Task data —
/---
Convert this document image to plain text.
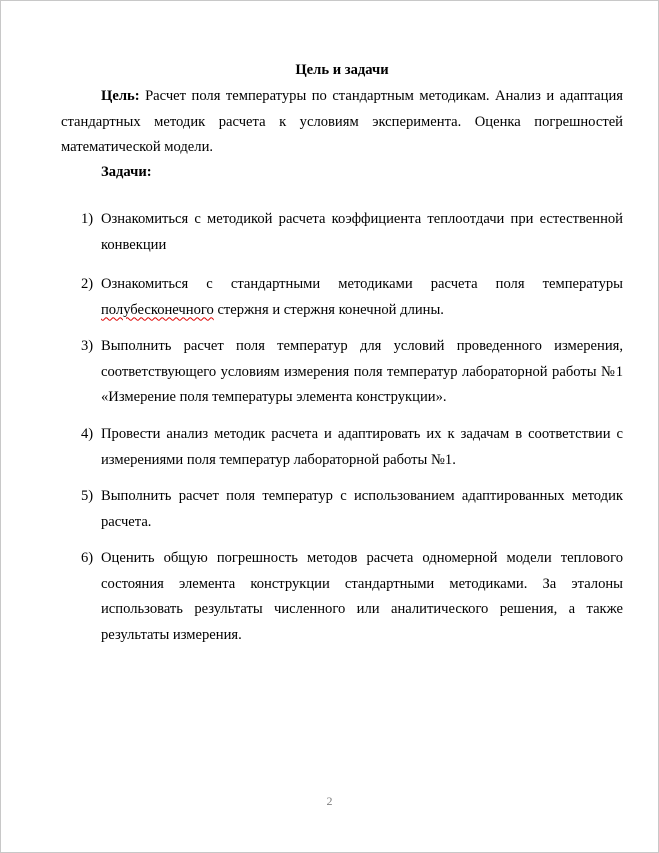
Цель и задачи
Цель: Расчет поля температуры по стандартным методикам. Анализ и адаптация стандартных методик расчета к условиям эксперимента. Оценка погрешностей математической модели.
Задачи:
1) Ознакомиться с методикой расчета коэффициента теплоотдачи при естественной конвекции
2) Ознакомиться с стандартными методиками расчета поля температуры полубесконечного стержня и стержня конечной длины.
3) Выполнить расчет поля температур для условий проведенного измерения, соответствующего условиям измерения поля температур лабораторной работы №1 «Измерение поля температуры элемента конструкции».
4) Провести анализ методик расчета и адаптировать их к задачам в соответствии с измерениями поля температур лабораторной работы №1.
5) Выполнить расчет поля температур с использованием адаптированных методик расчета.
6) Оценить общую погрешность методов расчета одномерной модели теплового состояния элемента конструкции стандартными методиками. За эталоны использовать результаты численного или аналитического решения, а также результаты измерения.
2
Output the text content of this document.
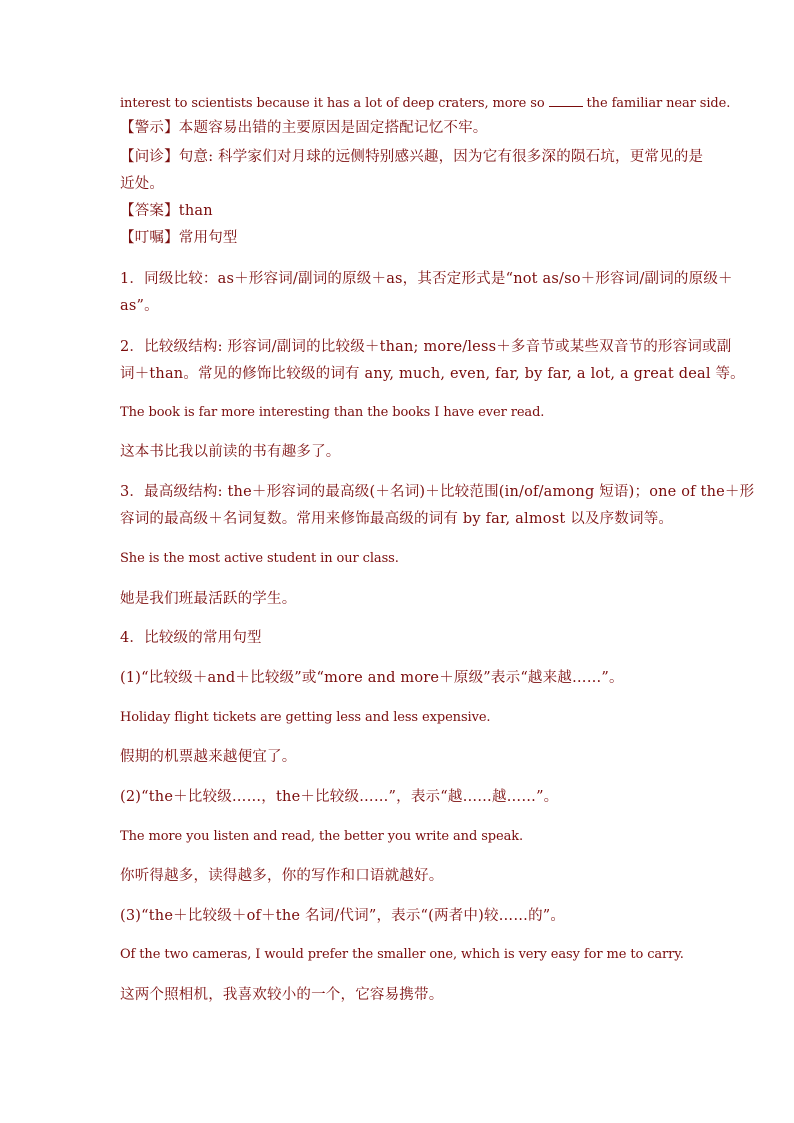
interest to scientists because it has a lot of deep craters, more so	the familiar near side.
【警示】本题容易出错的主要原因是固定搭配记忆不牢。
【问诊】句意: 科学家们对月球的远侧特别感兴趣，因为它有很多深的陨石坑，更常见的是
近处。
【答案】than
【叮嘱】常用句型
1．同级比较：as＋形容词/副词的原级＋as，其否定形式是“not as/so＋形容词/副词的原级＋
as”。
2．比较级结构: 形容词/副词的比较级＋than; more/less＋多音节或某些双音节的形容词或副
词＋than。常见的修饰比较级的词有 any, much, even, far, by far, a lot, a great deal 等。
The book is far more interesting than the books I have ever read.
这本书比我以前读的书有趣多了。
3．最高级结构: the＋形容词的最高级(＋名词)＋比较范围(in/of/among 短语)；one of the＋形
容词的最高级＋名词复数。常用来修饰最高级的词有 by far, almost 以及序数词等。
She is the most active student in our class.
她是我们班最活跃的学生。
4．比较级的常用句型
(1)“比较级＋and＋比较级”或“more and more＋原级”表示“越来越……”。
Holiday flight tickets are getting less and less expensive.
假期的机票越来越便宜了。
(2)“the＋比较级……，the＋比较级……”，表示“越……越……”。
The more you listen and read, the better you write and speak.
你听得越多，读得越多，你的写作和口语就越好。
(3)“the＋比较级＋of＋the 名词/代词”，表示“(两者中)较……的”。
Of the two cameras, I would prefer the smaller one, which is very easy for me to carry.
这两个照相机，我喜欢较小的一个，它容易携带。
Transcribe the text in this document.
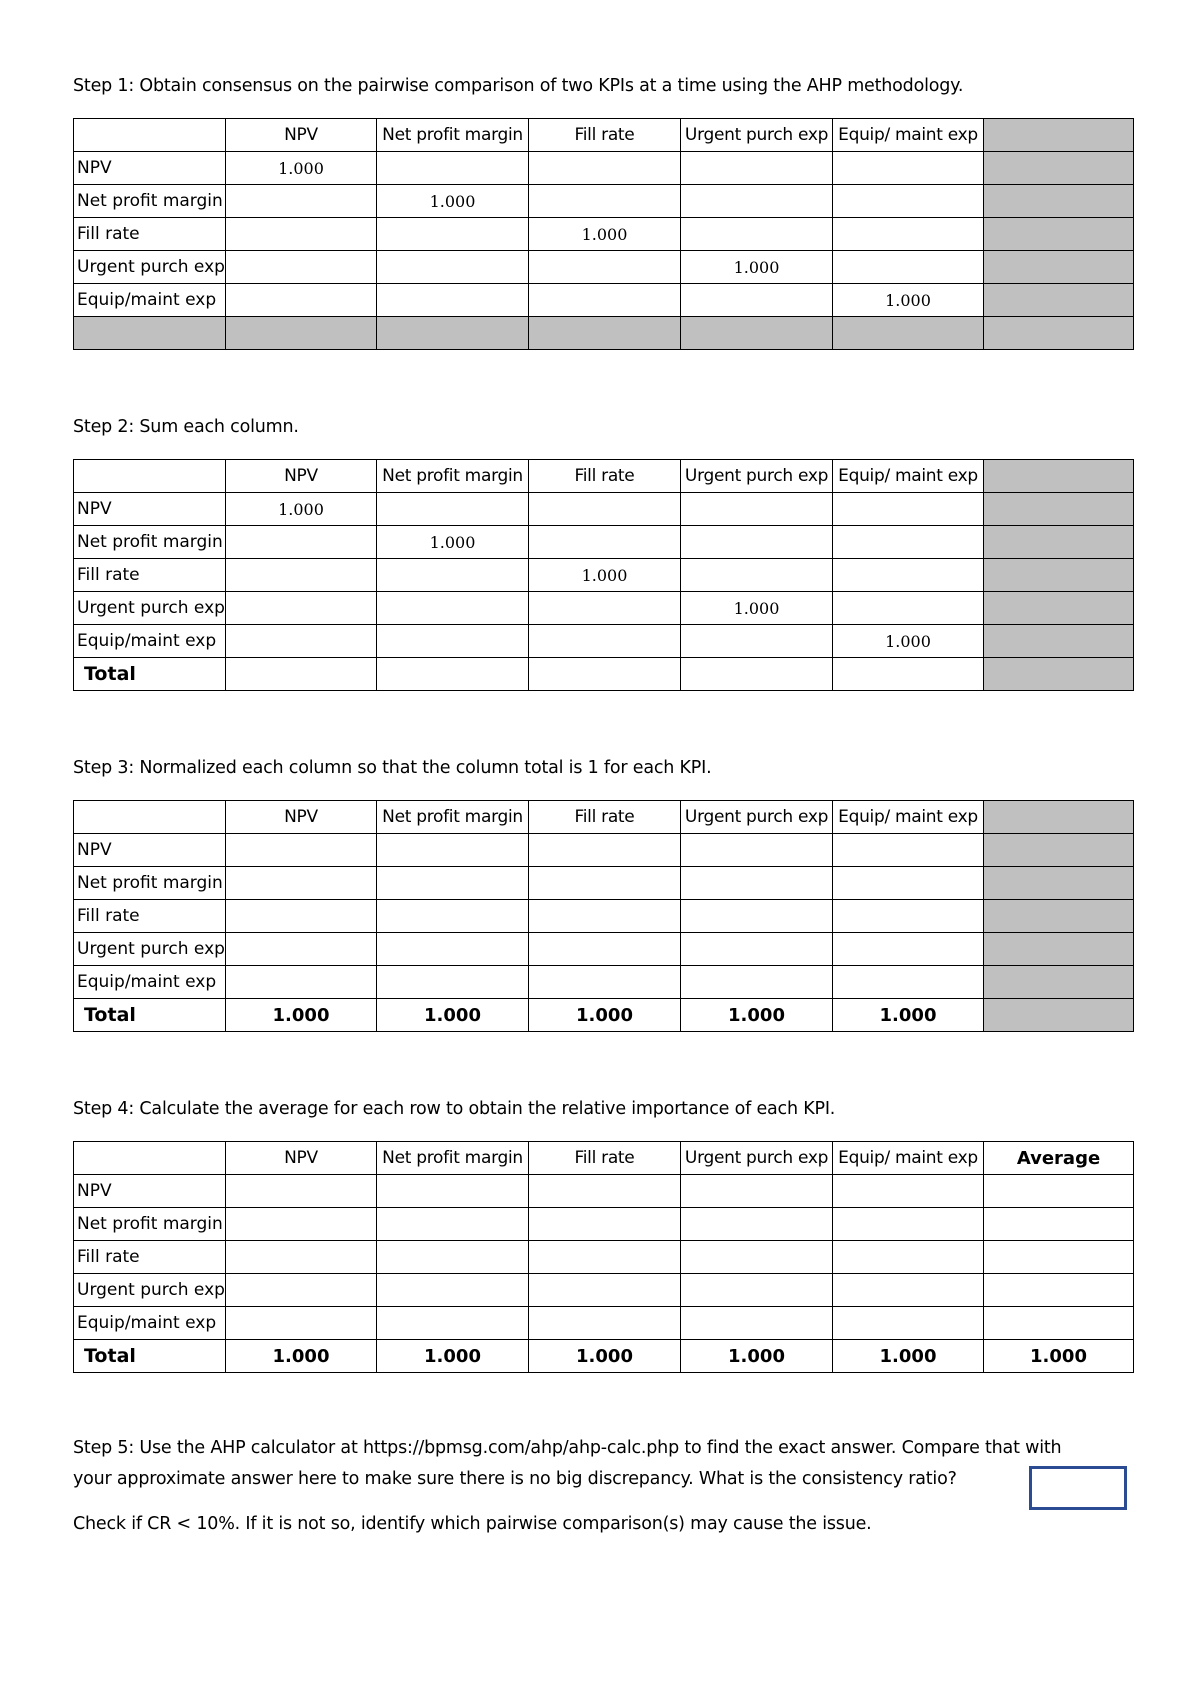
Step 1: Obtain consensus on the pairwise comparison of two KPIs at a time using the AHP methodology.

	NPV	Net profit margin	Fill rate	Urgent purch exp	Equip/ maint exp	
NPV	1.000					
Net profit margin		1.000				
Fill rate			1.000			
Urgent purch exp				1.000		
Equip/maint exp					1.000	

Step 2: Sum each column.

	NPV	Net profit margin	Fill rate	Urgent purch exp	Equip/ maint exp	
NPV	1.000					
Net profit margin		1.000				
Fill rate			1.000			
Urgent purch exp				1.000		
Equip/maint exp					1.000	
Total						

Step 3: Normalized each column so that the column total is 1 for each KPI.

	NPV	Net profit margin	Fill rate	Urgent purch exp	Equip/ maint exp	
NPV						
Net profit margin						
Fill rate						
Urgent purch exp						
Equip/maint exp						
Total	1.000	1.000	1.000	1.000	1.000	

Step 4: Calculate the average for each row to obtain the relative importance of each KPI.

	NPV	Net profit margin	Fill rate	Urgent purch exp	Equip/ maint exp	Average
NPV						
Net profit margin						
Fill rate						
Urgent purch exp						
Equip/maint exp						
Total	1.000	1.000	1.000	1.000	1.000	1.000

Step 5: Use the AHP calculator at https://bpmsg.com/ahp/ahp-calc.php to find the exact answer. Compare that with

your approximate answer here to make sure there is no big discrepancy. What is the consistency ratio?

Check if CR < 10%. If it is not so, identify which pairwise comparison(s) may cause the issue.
\---
/---
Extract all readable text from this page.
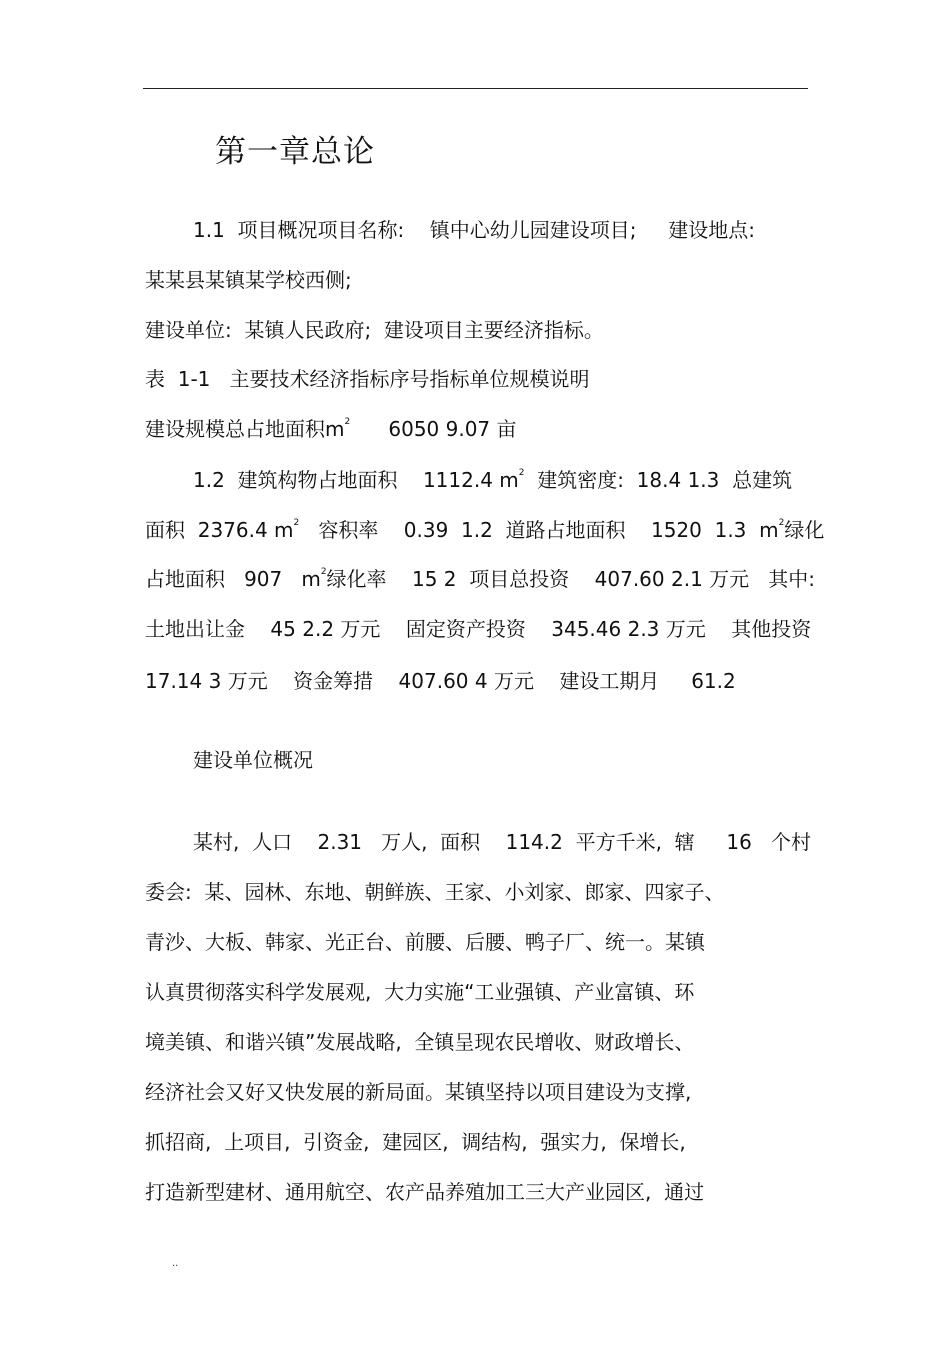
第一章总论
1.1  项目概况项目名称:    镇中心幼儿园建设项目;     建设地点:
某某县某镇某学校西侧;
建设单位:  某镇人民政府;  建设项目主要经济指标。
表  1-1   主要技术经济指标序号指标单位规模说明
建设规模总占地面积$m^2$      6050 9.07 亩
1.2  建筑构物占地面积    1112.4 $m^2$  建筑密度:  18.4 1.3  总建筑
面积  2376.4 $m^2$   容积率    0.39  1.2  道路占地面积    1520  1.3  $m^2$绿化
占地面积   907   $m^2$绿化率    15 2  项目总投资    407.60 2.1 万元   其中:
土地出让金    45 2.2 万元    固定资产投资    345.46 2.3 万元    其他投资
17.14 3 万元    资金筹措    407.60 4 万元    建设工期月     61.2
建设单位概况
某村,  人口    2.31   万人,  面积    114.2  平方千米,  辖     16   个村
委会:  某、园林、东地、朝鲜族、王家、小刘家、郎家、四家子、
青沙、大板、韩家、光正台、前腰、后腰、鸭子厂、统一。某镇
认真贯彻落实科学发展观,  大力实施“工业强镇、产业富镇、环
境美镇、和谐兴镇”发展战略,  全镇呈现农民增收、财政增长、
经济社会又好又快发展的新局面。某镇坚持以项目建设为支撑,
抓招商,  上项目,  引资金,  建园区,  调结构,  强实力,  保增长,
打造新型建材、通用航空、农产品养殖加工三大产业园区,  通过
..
\---
Aim — Where a line holds the string "лабораторной", copy that line.

Task output —
3) Выполнить расчет поля температур для условий проведенного измерения, соответствующего условиям измерения поля температур лабораторной работы №1 «Измерение поля температуры элемента конструкции».
4) Провести анализ методик расчета и адаптировать их к задачам в соответствии с измерениями поля температур лабораторной работы №1.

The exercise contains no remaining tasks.